Data items

+---+

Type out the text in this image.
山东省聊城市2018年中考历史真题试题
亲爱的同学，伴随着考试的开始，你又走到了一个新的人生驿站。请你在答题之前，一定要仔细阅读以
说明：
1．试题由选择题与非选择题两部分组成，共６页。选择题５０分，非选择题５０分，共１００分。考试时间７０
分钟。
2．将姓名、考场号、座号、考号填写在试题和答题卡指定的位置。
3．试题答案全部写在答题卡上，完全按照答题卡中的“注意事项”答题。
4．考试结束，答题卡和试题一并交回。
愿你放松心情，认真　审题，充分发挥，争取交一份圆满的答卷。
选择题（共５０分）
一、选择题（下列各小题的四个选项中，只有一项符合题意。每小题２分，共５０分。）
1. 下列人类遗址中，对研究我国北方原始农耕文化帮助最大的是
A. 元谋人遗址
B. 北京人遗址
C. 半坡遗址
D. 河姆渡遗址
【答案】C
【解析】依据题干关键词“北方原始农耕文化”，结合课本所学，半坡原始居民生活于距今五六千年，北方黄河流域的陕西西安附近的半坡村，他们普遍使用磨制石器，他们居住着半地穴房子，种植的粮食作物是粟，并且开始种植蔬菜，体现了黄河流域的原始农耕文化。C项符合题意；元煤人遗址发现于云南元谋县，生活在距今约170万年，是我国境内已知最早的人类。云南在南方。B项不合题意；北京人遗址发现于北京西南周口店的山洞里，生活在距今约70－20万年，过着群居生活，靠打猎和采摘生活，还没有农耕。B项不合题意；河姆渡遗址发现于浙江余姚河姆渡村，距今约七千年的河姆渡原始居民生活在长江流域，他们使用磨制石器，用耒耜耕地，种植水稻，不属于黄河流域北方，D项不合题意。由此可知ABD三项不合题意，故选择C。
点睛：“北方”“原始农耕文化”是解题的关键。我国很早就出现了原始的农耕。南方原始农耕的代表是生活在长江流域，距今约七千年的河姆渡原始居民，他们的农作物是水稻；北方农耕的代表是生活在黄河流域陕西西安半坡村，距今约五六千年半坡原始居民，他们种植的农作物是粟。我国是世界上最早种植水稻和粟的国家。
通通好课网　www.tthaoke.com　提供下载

+---+

SET EXERCISE: Your task is to extract all of the records exactly.

FINAL RESULT:
Type out the text in this image.
山东省聊城市2018年中考历史真题试题
亲爱的同学，伴随着考试的开始，你又走到了一个新的人生驿站。请你在答题之前，一定要仔细阅读以
说明：
1．试题由选择题与非选择题两部分组成，共６页。选择题５０分，非选择题５０分，共１００分。考试时间７０
分钟。
2．将姓名、考场号、座号、考号填写在试题和答题卡指定的位置。
3．试题答案全部写在答题卡上，完全按照答题卡中的“注意事项”答题。
4．考试结束，答题卡和试题一并交回。
愿你放松心情，认真　审题，充分发挥，争取交一份圆满的答卷。
选择题（共５０分）
一、选择题（下列各小题的四个选项中，只有一项符合题意。每小题２分，共５０分。）
1. 下列人类遗址中，对研究我国北方原始农耕文化帮助最大的是
A. 元谋人遗址
B. 北京人遗址
C. 半坡遗址
D. 河姆渡遗址
【答案】C
【解析】依据题干关键词“北方原始农耕文化”，结合课本所学，半坡原始居民生活于距今五六千年，北方黄河流域的陕西西安附近的半坡村，他们普遍使用磨制石器，他们居住着半地穴房子，种植的粮食作物是粟，并且开始种植蔬菜，体现了黄河流域的原始农耕文化。C项符合题意；元煤人遗址发现于云南元谋县，生活在距今约170万年，是我国境内已知最早的人类。云南在南方。B项不合题意；北京人遗址发现于北京西南周口店的山洞里，生活在距今约70－20万年，过着群居生活，靠打猎和采摘生活，还没有农耕。B项不合题意；河姆渡遗址发现于浙江余姚河姆渡村，距今约七千年的河姆渡原始居民生活在长江流域，他们使用磨制石器，用耒耜耕地，种植水稻，不属于黄河流域北方，D项不合题意。由此可知ABD三项不合题意，故选择C。
点睛：“北方”“原始农耕文化”是解题的关键。我国很早就出现了原始的农耕。南方原始农耕的代表是生活在长江流域，距今约七千年的河姆渡原始居民，他们的农作物是水稻；北方农耕的代表是生活在黄河流域陕西西安半坡村，距今约五六千年半坡原始居民，他们种植的农作物是粟。我国是世界上最早种植水稻和粟的国家。
通通好课网　www.tthaoke.com　提供下载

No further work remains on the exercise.